= Your goal =
Emit the data below verbatim, stripping out any pictures.
───── Items
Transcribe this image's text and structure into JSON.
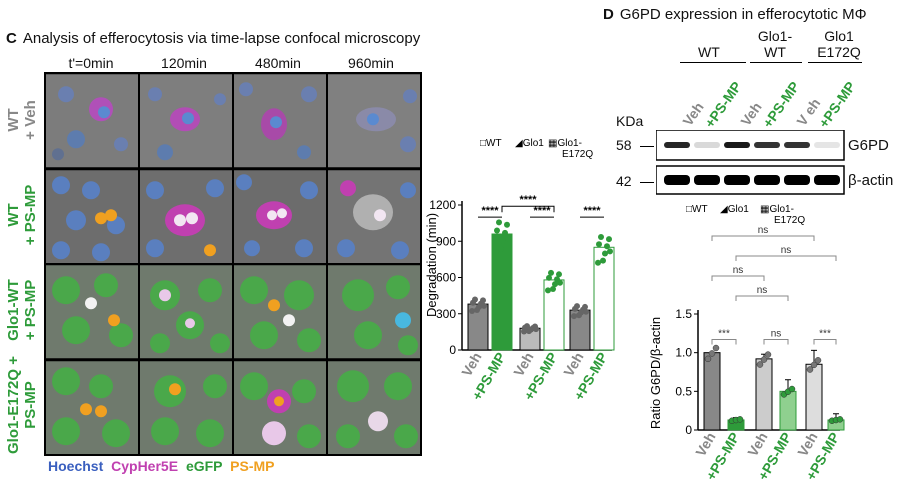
{
  "panel_c": {
    "letter": "C",
    "title": "Analysis of efferocytosis via time-lapse confocal microscopy",
    "timepoints": [
      "t'=0min",
      "120min",
      "480min",
      "960min"
    ],
    "row_labels": [
      {
        "line1": "WT",
        "line2": "+ Veh",
        "color": "#888888"
      },
      {
        "line1": "WT",
        "line2": "+ PS-MP",
        "color": "#2e9b3a"
      },
      {
        "line1": "Glo1-WT",
        "line2": "+ PS-MP",
        "color": "#2e9b3a"
      },
      {
        "line1": "Glo1-E172Q +",
        "line2": "PS-MP",
        "color": "#2e9b3a"
      }
    ],
    "stains": [
      {
        "label": "Hoechst",
        "color": "#3a5fbf"
      },
      {
        "label": "CypHer5E",
        "color": "#c040b0"
      },
      {
        "label": "eGFP",
        "color": "#2e9b3a"
      },
      {
        "label": "PS-MP",
        "color": "#f0a020"
      }
    ]
  },
  "panel_d": {
    "letter": "D",
    "title": "G6PD expression in efferocytotic MΦ",
    "groups": [
      {
        "line1": "WT",
        "line2": ""
      },
      {
        "line1": "Glo1-",
        "line2": "WT"
      },
      {
        "line1": "Glo1",
        "line2": "E172Q"
      }
    ],
    "lanes": [
      "Veh",
      "+PS-MP",
      "Veh",
      "+PS-MP",
      "V eh",
      "+PS-MP"
    ],
    "kda_label": "KDa",
    "markers": [
      "58",
      "42"
    ],
    "band_labels": [
      "G6PD",
      "β-actin"
    ],
    "g6pd_intensity": [
      0.85,
      0.15,
      0.9,
      0.8,
      0.8,
      0.1
    ]
  },
  "legend": {
    "wt": "WT",
    "glo1": "Glo1",
    "glo1e_1": "Glo1-",
    "glo1e_2": "E172Q"
  },
  "stats": {
    "sig4": "****",
    "sig3": "***",
    "ns": "ns"
  },
  "colors": {
    "grey": "#888888",
    "green": "#2e9b3a",
    "light_green": "#8fd08f"
  },
  "chart_data": [
    {
      "type": "bar",
      "ylabel": "Degradation (min)",
      "ylim": [
        0,
        1200
      ],
      "yticks": [
        0,
        300,
        600,
        900,
        1200
      ],
      "categories": [
        "Veh",
        "+PS-MP",
        "Veh",
        "+PS-MP",
        "Veh",
        "+PS-MP"
      ],
      "series_groups": [
        "WT",
        "WT",
        "Glo1",
        "Glo1",
        "Glo1-E172Q",
        "Glo1-E172Q"
      ],
      "values": [
        380,
        960,
        180,
        580,
        330,
        850
      ],
      "significance": [
        "****",
        "****",
        "****",
        "****"
      ]
    },
    {
      "type": "bar",
      "ylabel": "Ratio G6PD/β-actin",
      "ylim": [
        0,
        1.5
      ],
      "yticks": [
        0,
        0.5,
        1.0,
        1.5
      ],
      "ytick_labels": [
        "0",
        "0.5",
        "1.0",
        "1.5"
      ],
      "categories": [
        "Veh",
        "+PS-MP",
        "Veh",
        "+PS-MP",
        "Veh",
        "+PS-MP"
      ],
      "series_groups": [
        "WT",
        "WT",
        "Glo1",
        "Glo1",
        "Glo1-E172Q",
        "Glo1-E172Q"
      ],
      "values": [
        1.0,
        0.13,
        0.92,
        0.5,
        0.85,
        0.13
      ],
      "errors": [
        0.0,
        0.03,
        0.06,
        0.15,
        0.18,
        0.08
      ],
      "significance": [
        "***",
        "ns",
        "***",
        "ns",
        "ns",
        "ns",
        "ns"
      ]
    }
  ]
}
──────────
= Solution to this exercise =
Transcribe this image's text and structure into JSON.
{
  "panel_c": {
    "letter": "C",
    "title": "Analysis of efferocytosis via time-lapse confocal microscopy",
    "timepoints": [
      "t'=0min",
      "120min",
      "480min",
      "960min"
    ],
    "row_labels": [
      {
        "line1": "WT",
        "line2": "+ Veh",
        "color": "#888888"
      },
      {
        "line1": "WT",
        "line2": "+ PS-MP",
        "color": "#2e9b3a"
      },
      {
        "line1": "Glo1-WT",
        "line2": "+ PS-MP",
        "color": "#2e9b3a"
      },
      {
        "line1": "Glo1-E172Q +",
        "line2": "PS-MP",
        "color": "#2e9b3a"
      }
    ],
    "stains": [
      {
        "label": "Hoechst",
        "color": "#3a5fbf"
      },
      {
        "label": "CypHer5E",
        "color": "#c040b0"
      },
      {
        "label": "eGFP",
        "color": "#2e9b3a"
      },
      {
        "label": "PS-MP",
        "color": "#f0a020"
      }
    ]
  },
  "panel_d": {
    "letter": "D",
    "title": "G6PD expression in efferocytotic MΦ",
    "groups": [
      {
        "line1": "WT",
        "line2": ""
      },
      {
        "line1": "Glo1-",
        "line2": "WT"
      },
      {
        "line1": "Glo1",
        "line2": "E172Q"
      }
    ],
    "lanes": [
      "Veh",
      "+PS-MP",
      "Veh",
      "+PS-MP",
      "V eh",
      "+PS-MP"
    ],
    "kda_label": "KDa",
    "markers": [
      "58",
      "42"
    ],
    "band_labels": [
      "G6PD",
      "β-actin"
    ],
    "g6pd_intensity": [
      0.85,
      0.15,
      0.9,
      0.8,
      0.8,
      0.1
    ]
  },
  "legend": {
    "wt": "WT",
    "glo1": "Glo1",
    "glo1e_1": "Glo1-",
    "glo1e_2": "E172Q"
  },
  "stats": {
    "sig4": "****",
    "sig3": "***",
    "ns": "ns"
  },
  "colors": {
    "grey": "#888888",
    "green": "#2e9b3a",
    "light_green": "#8fd08f"
  },
  "chart_data": [
    {
      "type": "bar",
      "ylabel": "Degradation (min)",
      "ylim": [
        0,
        1200
      ],
      "yticks": [
        0,
        300,
        600,
        900,
        1200
      ],
      "categories": [
        "Veh",
        "+PS-MP",
        "Veh",
        "+PS-MP",
        "Veh",
        "+PS-MP"
      ],
      "series_groups": [
        "WT",
        "WT",
        "Glo1",
        "Glo1",
        "Glo1-E172Q",
        "Glo1-E172Q"
      ],
      "values": [
        380,
        960,
        180,
        580,
        330,
        850
      ],
      "significance": [
        "****",
        "****",
        "****",
        "****"
      ]
    },
    {
      "type": "bar",
      "ylabel": "Ratio G6PD/β-actin",
      "ylim": [
        0,
        1.5
      ],
      "yticks": [
        0,
        0.5,
        1.0,
        1.5
      ],
      "ytick_labels": [
        "0",
        "0.5",
        "1.0",
        "1.5"
      ],
      "categories": [
        "Veh",
        "+PS-MP",
        "Veh",
        "+PS-MP",
        "Veh",
        "+PS-MP"
      ],
      "series_groups": [
        "WT",
        "WT",
        "Glo1",
        "Glo1",
        "Glo1-E172Q",
        "Glo1-E172Q"
      ],
      "values": [
        1.0,
        0.13,
        0.92,
        0.5,
        0.85,
        0.13
      ],
      "errors": [
        0.0,
        0.03,
        0.06,
        0.15,
        0.18,
        0.08
      ],
      "significance": [
        "***",
        "ns",
        "***",
        "ns",
        "ns",
        "ns",
        "ns"
      ]
    }
  ]
}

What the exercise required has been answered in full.